'''

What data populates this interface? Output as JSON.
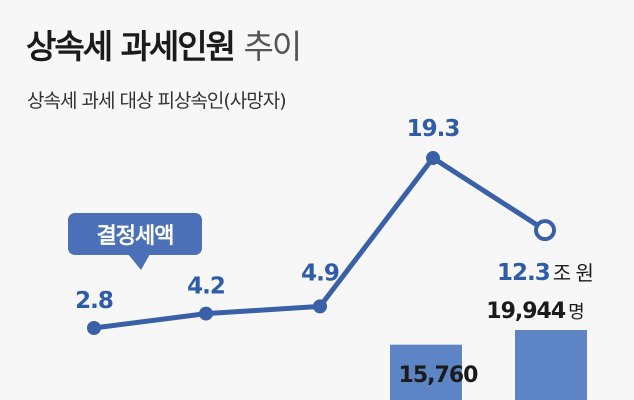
{
  "header": {
    "title_main": "상속세 과세인원",
    "title_light": "추이",
    "subtitle": "상속세 과세 대상 피상속인(사망자)"
  },
  "colors": {
    "line": "#3a60a8",
    "bar": "#5d84c5",
    "label": "#2e5cab",
    "tag_bg": "#4b70b8",
    "text": "#1b1b1b"
  },
  "chart_data": [
    {
      "type": "line",
      "series": [
        {
          "name": "결정세액",
          "values": [
            2.8,
            4.2,
            4.9,
            19.3,
            12.3
          ],
          "labels": [
            "2.8",
            "4.2",
            "4.9",
            "19.3",
            "12.3"
          ],
          "unit": "조 원",
          "last_point_open": true
        }
      ]
    },
    {
      "type": "bar",
      "values": [
        15760,
        19944
      ],
      "labels": [
        "15,760",
        "19,944"
      ],
      "unit": "명"
    }
  ]
}
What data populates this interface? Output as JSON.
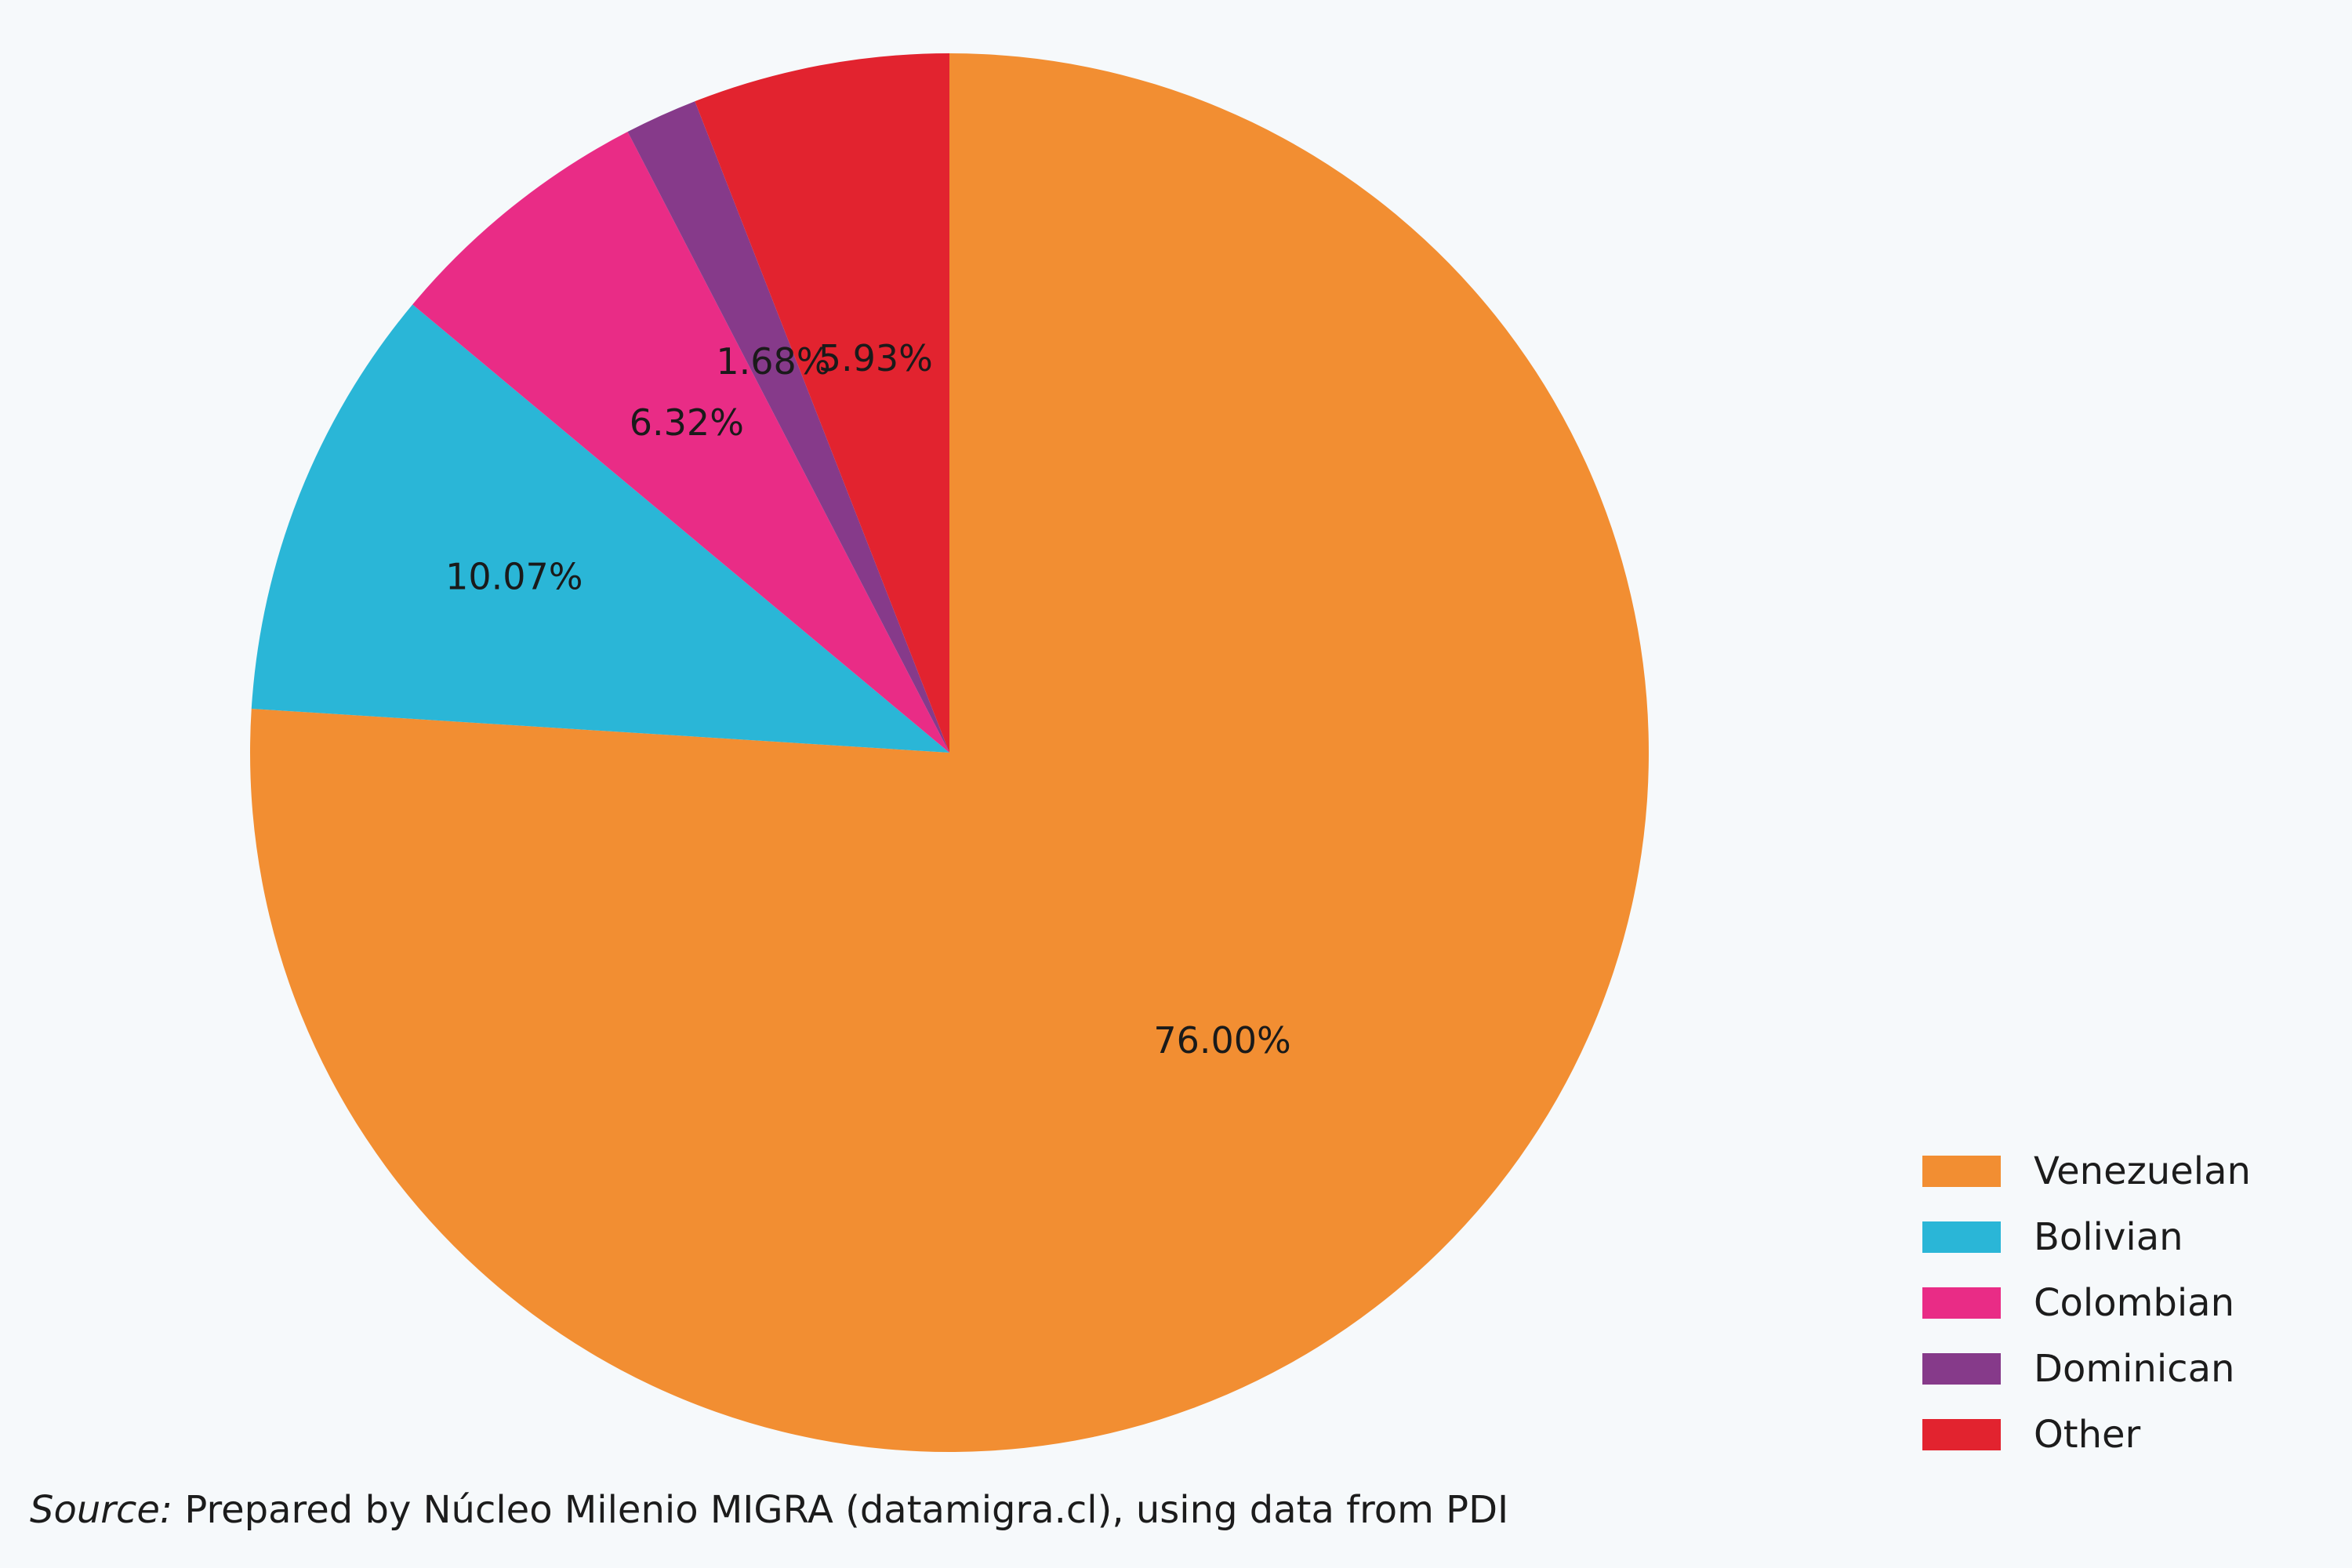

'''

• What is needed
Could you repeat all of the material exactly? Pictures should not be copied.

• Response to the task
What data populates this interface? Output as JSON.
{
  "header": {
    "title_main": "상속세 과세인원",
    "title_light": "추이",
    "subtitle": "상속세 과세 대상 피상속인(사망자)"
  },
  "colors": {
    "line": "#3a60a8",
    "bar": "#5d84c5",
    "label": "#2e5cab",
    "tag_bg": "#4b70b8",
    "text": "#1b1b1b"
  },
  "chart_data": [
    {
      "type": "line",
      "series": [
        {
          "name": "결정세액",
          "values": [
            2.8,
            4.2,
            4.9,
            19.3,
            12.3
          ],
          "labels": [
            "2.8",
            "4.2",
            "4.9",
            "19.3",
            "12.3"
          ],
          "unit": "조 원",
          "last_point_open": true
        }
      ]
    },
    {
      "type": "bar",
      "values": [
        15760,
        19944
      ],
      "labels": [
        "15,760",
        "19,944"
      ],
      "unit": "명"
    }
  ]
}
What data populates this interface? Output as JSON.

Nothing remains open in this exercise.